What needs to be done: Each line containing the word "houses" needs to be copied.

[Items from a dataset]
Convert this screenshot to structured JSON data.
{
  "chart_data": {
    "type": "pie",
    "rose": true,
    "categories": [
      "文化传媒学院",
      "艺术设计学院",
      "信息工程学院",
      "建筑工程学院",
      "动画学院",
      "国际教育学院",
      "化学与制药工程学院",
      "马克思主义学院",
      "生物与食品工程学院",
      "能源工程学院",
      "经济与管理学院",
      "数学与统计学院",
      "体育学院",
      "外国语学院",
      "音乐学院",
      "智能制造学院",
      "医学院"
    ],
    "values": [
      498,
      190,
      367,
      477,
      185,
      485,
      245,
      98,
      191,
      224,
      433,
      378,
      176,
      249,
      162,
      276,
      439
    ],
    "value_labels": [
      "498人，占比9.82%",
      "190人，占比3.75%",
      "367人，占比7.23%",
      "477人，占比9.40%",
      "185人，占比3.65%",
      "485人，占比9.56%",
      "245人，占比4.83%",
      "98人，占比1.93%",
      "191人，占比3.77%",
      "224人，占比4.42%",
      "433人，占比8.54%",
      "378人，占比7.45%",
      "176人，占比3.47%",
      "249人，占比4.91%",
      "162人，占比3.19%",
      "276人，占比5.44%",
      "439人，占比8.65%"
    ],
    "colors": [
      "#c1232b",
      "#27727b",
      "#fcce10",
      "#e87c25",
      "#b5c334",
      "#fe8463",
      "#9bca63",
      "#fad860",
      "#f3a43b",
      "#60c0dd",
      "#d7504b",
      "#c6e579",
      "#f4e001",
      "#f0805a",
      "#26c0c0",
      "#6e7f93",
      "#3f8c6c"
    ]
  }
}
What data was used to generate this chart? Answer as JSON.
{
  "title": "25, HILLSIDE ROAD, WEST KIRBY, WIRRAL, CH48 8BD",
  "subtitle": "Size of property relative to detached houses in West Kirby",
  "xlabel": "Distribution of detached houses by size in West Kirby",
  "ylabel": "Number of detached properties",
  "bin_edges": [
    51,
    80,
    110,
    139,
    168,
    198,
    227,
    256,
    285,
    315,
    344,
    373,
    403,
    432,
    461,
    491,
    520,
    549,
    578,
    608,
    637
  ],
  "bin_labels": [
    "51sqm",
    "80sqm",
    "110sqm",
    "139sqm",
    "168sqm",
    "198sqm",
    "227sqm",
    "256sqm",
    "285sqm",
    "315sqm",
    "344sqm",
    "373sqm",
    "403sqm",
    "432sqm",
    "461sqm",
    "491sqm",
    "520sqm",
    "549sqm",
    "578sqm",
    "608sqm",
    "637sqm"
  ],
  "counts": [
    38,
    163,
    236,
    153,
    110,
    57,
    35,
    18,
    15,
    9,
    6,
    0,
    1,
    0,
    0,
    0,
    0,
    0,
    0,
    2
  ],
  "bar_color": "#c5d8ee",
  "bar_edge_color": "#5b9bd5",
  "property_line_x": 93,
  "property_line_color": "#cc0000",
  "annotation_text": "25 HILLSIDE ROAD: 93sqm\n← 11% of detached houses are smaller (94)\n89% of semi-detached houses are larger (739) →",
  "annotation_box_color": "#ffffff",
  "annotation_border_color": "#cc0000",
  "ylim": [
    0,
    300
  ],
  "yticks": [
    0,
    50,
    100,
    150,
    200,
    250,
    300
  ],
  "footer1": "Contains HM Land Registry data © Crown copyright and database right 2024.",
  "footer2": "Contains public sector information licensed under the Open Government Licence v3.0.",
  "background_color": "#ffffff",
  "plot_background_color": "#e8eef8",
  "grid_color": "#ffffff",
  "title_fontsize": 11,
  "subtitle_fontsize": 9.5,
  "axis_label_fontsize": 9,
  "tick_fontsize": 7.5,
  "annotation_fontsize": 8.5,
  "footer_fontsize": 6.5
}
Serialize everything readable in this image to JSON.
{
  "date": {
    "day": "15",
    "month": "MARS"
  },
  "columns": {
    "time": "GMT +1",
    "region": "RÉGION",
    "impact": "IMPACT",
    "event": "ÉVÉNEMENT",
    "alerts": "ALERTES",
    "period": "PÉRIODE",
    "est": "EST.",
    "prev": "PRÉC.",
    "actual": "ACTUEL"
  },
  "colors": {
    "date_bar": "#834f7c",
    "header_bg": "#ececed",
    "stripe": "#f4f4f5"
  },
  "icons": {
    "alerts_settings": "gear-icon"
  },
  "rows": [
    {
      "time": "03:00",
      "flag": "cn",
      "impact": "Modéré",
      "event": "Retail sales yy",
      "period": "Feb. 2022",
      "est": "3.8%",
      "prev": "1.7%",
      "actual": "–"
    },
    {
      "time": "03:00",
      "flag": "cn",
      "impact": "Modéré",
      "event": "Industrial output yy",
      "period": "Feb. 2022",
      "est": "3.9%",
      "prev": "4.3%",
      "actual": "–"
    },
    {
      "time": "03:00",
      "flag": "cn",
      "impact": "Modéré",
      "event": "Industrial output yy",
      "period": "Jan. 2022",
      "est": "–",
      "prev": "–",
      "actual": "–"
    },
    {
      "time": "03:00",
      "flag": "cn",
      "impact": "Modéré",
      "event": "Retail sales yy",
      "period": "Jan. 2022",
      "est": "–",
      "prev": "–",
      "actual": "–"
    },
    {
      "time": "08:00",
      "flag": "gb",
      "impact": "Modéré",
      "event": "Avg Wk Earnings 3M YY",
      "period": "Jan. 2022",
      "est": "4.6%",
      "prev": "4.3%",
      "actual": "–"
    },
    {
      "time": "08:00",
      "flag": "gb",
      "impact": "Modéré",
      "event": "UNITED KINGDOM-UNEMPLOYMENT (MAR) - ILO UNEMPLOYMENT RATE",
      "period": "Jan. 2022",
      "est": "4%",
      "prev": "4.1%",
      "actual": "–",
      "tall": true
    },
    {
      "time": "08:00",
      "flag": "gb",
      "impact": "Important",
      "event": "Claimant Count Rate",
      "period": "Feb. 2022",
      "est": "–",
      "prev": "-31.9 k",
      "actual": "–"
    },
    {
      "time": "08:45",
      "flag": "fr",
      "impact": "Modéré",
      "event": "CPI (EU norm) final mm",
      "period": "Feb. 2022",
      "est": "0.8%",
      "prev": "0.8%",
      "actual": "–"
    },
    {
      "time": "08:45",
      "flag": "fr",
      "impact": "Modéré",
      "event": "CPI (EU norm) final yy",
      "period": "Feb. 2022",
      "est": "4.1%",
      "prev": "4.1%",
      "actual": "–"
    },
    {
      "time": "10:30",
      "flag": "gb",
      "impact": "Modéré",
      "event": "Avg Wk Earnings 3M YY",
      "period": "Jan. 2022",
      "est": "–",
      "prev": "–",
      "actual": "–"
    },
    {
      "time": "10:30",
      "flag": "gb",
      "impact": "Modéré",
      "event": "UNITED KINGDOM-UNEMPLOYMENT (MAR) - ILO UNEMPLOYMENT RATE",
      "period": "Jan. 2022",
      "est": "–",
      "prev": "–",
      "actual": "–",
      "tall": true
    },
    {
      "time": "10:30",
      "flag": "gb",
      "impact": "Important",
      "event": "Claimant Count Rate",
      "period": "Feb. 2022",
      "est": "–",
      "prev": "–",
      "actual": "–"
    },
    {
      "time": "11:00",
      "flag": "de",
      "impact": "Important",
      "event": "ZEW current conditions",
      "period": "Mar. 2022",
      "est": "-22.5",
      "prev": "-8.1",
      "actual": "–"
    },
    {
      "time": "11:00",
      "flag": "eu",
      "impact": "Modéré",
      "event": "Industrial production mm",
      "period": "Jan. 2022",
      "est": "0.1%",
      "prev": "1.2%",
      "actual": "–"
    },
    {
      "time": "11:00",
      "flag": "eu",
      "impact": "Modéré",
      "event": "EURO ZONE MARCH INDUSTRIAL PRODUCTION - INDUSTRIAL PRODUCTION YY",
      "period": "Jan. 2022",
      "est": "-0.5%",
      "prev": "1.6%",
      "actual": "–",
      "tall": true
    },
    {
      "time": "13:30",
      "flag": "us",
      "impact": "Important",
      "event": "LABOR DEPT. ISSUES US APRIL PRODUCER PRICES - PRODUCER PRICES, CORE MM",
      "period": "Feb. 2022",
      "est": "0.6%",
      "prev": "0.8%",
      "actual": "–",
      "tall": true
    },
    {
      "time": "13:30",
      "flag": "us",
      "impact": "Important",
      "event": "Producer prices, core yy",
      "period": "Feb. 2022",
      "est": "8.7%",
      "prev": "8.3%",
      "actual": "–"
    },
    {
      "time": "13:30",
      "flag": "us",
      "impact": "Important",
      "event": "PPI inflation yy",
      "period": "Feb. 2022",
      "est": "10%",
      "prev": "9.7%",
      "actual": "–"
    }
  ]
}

Exercise result:
  "subtitle": "Size of property relative to detached houses in West Kirby",
  "xlabel": "Distribution of detached houses by size in West Kirby",
  "annotation_text": "25 HILLSIDE ROAD: 93sqm\n← 11% of detached houses are smaller (94)\n89% of semi-detached houses are larger (739) →",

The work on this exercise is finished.